_MATERIAL SUPPLIED_.
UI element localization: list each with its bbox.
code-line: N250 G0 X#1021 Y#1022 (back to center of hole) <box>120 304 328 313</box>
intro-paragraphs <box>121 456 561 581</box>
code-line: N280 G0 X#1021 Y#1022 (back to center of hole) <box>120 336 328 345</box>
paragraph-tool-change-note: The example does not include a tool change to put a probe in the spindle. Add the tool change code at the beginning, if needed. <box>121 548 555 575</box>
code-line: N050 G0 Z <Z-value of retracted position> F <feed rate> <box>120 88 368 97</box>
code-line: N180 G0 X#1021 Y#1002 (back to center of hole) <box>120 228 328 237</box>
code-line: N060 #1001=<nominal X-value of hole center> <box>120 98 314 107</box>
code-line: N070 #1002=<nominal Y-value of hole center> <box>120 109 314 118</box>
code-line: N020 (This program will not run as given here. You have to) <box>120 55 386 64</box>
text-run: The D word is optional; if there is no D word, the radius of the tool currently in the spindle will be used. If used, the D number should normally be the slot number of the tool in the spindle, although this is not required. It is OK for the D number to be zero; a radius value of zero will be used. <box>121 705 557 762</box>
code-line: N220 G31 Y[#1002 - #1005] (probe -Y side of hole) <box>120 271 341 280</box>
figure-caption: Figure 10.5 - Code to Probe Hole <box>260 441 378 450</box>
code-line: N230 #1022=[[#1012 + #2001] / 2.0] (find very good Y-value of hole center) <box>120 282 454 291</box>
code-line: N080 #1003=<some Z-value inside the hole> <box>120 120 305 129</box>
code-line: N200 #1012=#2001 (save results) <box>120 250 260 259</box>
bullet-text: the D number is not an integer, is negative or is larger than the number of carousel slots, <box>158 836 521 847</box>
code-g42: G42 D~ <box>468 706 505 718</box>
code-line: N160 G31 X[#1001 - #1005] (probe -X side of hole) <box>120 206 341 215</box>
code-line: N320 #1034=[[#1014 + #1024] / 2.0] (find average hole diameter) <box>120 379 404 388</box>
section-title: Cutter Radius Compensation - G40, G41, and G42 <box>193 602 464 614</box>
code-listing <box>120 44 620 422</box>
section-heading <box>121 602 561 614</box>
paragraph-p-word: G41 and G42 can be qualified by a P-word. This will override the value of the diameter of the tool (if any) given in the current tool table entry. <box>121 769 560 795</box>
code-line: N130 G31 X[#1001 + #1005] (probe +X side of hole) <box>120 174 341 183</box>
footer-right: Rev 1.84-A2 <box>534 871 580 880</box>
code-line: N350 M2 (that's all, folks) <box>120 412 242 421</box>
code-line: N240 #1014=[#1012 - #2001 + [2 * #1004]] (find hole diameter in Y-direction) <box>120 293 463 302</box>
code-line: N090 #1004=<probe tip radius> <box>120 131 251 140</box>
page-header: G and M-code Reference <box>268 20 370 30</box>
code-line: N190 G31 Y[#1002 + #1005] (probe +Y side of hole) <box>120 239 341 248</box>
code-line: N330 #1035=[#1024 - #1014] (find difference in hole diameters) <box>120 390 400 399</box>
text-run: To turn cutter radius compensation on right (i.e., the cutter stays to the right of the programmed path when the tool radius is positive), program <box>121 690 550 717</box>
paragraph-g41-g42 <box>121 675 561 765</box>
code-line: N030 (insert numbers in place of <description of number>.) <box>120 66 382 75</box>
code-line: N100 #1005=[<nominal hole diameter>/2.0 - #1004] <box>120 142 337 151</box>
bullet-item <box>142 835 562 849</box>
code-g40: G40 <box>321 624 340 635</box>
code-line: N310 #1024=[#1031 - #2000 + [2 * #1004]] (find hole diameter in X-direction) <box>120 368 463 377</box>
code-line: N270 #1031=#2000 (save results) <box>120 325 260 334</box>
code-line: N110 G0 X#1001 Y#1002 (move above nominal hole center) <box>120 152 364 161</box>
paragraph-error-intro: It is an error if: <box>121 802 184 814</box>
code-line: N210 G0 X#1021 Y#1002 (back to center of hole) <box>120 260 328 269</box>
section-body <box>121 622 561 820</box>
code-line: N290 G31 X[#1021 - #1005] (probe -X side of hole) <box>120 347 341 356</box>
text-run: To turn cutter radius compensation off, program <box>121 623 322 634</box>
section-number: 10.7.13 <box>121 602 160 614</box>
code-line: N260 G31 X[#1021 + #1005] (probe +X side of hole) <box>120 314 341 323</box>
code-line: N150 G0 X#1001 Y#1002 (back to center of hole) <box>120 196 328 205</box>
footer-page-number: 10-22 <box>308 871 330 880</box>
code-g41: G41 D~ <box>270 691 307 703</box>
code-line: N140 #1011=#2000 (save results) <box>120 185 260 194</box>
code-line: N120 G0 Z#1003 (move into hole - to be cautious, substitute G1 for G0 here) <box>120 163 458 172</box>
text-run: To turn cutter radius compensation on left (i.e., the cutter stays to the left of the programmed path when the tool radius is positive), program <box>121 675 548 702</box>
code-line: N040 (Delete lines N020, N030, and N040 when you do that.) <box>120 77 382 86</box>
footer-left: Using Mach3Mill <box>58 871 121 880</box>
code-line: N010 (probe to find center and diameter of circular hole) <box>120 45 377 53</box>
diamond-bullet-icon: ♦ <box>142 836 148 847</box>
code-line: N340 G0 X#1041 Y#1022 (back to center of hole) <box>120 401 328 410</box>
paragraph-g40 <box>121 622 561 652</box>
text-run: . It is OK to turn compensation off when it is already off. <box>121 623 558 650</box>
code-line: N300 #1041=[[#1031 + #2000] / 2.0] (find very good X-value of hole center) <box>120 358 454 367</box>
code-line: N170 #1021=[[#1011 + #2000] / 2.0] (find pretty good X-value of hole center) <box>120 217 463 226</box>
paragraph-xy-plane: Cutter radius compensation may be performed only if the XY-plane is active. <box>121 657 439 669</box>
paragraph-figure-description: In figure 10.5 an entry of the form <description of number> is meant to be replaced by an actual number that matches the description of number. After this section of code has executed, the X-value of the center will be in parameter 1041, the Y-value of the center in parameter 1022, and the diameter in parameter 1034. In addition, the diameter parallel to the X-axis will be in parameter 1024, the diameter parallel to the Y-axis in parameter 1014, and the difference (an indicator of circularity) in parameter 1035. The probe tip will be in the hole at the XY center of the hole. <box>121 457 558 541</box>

_CHALLENGE_.
Please recast every line of the listing above as a Markdown table with the columns No. and Entry, numbering each row and leaving out any blank lines.

_SOLVED PROBLEM_.
| No. | Entry |
|---|---|
| 1 | UI element localization: list each with its bbox. |
| 2 | code-line: N250 G0 X#1021 Y#1022 (back to center of hole) <box>120 304 328 313</box> |
| 3 | intro-paragraphs <box>121 456 561 581</box> |
| 4 | code-line: N280 G0 X#1021 Y#1022 (back to center of hole) <box>120 336 328 345</box> |
| 5 | paragraph-tool-change-note: The example does not include a tool change to put a probe in the spindle. Add the tool change code at the beginning, if needed. <box>121 548 555 575</box> |
| 6 | code-line: N050 G0 Z <Z-value of retracted position> F <feed rate> <box>120 88 368 97</box> |
| 7 | code-line: N180 G0 X#1021 Y#1002 (back to center of hole) <box>120 228 328 237</box> |
| 8 | code-line: N060 #1001=<nominal X-value of hole center> <box>120 98 314 107</box> |
| 9 | code-line: N070 #1002=<nominal Y-value of hole center> <box>120 109 314 118</box> |
| 10 | code-line: N020 (This program will not run as given here. You have to) <box>120 55 386 64</box> |
| 11 | text-run: The D word is optional; if there is no D word, the radius of the tool currently in the spindle will be used. If used, the D number should normally be the slot number of the tool in the spindle, although this is not required. It is OK for the D number to be zero; a radius value of zero will be used. <box>121 705 557 762</box> |
| 12 | code-line: N220 G31 Y[#1002 - #1005] (probe -Y side of hole) <box>120 271 341 280</box> |
| 13 | figure-caption: Figure 10.5 - Code to Probe Hole <box>260 441 378 450</box> |
| 14 | code-line: N230 #1022=[[#1012 + #2001] / 2.0] (find very good Y-value of hole center) <box>120 282 454 291</box> |
| 15 | code-line: N080 #1003=<some Z-value inside the hole> <box>120 120 305 129</box> |
| 16 | code-line: N200 #1012=#2001 (save results) <box>120 250 260 259</box> |
| 17 | bullet-text: the D number is not an integer, is negative or is larger than the number of carousel slots, <box>158 836 521 847</box> |
| 18 | code-g42: G42 D~ <box>468 706 505 718</box> |
| 19 | code-line: N160 G31 X[#1001 - #1005] (probe -X side of hole) <box>120 206 341 215</box> |
| 20 | code-line: N320 #1034=[[#1014 + #1024] / 2.0] (find average hole diameter) <box>120 379 404 388</box> |
| 21 | section-title: Cutter Radius Compensation - G40, G41, and G42 <box>193 602 464 614</box> |
| 22 | code-listing <box>120 44 620 422</box> |
| 23 | section-heading <box>121 602 561 614</box> |
| 24 | paragraph-p-word: G41 and G42 can be qualified by a P-word. This will override the value of the diameter of the tool (if any) given in the current tool table entry. <box>121 769 560 795</box> |
| 25 | code-line: N130 G31 X[#1001 + #1005] (probe +X side of hole) <box>120 174 341 183</box> |
| 26 | footer-right: Rev 1.84-A2 <box>534 871 580 880</box> |
| 27 | code-line: N350 M2 (that's all, folks) <box>120 412 242 421</box> |
| 28 | code-line: N240 #1014=[#1012 - #2001 + [2 * #1004]] (find hole diameter in Y-direction) <box>120 293 463 302</box> |
| 29 | code-line: N090 #1004=<probe tip radius> <box>120 131 251 140</box> |
| 30 | page-header: G and M-code Reference <box>268 20 370 30</box> |
| 31 | code-line: N190 G31 Y[#1002 + #1005] (probe +Y side of hole) <box>120 239 341 248</box> |
| 32 | code-line: N330 #1035=[#1024 - #1014] (find difference in hole diameters) <box>120 390 400 399</box> |
| 33 | text-run: To turn cutter radius compensation on right (i.e., the cutter stays to the right of the programmed path when the tool radius is positive), program <box>121 690 550 717</box> |
| 34 | paragraph-g41-g42 <box>121 675 561 765</box> |
| 35 | code-line: N030 (insert numbers in place of <description of number>.) <box>120 66 382 75</box> |
| 36 | code-line: N100 #1005=[<nominal hole diameter>/2.0 - #1004] <box>120 142 337 151</box> |
| 37 | bullet-item <box>142 835 562 849</box> |
| 38 | code-g40: G40 <box>321 624 340 635</box> |
| 39 | code-line: N310 #1024=[#1031 - #2000 + [2 * #1004]] (find hole diameter in X-direction) <box>120 368 463 377</box> |
| 40 | code-line: N270 #1031=#2000 (save results) <box>120 325 260 334</box> |
| 41 | code-line: N110 G0 X#1001 Y#1002 (move above nominal hole center) <box>120 152 364 161</box> |
| 42 | paragraph-error-intro: It is an error if: <box>121 802 184 814</box> |
| 43 | code-line: N210 G0 X#1021 Y#1002 (back to center of hole) <box>120 260 328 269</box> |
| 44 | section-body <box>121 622 561 820</box> |
| 45 | code-line: N290 G31 X[#1021 - #1005] (probe -X side of hole) <box>120 347 341 356</box> |
| 46 | text-run: To turn cutter radius compensation off, program <box>121 623 322 634</box> |
| 47 | section-number: 10.7.13 <box>121 602 160 614</box> |
| 48 | code-line: N260 G31 X[#1021 + #1005] (probe +X side of hole) <box>120 314 341 323</box> |
| 49 | code-line: N150 G0 X#1001 Y#1002 (back to center of hole) <box>120 196 328 205</box> |
| 50 | footer-page-number: 10-22 <box>308 871 330 880</box> |
| 51 | code-g41: G41 D~ <box>270 691 307 703</box> |
| 52 | code-line: N140 #1011=#2000 (save results) <box>120 185 260 194</box> |
| 53 | code-line: N120 G0 Z#1003 (move into hole - to be cautious, substitute G1 for G0 here) <box>120 163 458 172</box> |
| 54 | text-run: To turn cutter radius compensation on left (i.e., the cutter stays to the left of the programmed path when the tool radius is positive), program <box>121 675 548 702</box> |
| 55 | code-line: N040 (Delete lines N020, N030, and N040 when you do that.) <box>120 77 382 86</box> |
| 56 | footer-left: Using Mach3Mill <box>58 871 121 880</box> |
| 57 | code-line: N010 (probe to find center and diameter of circular hole) <box>120 45 377 53</box> |
| 58 | diamond-bullet-icon: ♦ <box>142 836 148 847</box> |
| 59 | code-line: N340 G0 X#1041 Y#1022 (back to center of hole) <box>120 401 328 410</box> |
| 60 | paragraph-g40 <box>121 622 561 652</box> |
| 61 | text-run: . It is OK to turn compensation off when it is already off. <box>121 623 558 650</box> |
| 62 | code-line: N300 #1041=[[#1031 + #2000] / 2.0] (find very good X-value of hole center) <box>120 358 454 367</box> |
| 63 | code-line: N170 #1021=[[#1011 + #2000] / 2.0] (find pretty good X-value of hole center) <box>120 217 463 226</box> |
| 64 | paragraph-xy-plane: Cutter radius compensation may be performed only if the XY-plane is active. <box>121 657 439 669</box> |
| 65 | paragraph-figure-description: In figure 10.5 an entry of the form <description of number> is meant to be replaced by an actual number that matches the description of number. After this section of code has executed, the X-value of the center will be in parameter 1041, the Y-value of the center in parameter 1022, and the diameter in parameter 1034. In addition, the diameter parallel to the X-axis will be in parameter 1024, the diameter parallel to the Y-axis in parameter 1014, and the difference (an indicator of circularity) in parameter 1035. The probe tip will be in the hole at the XY center of the hole. <box>121 457 558 541</box> |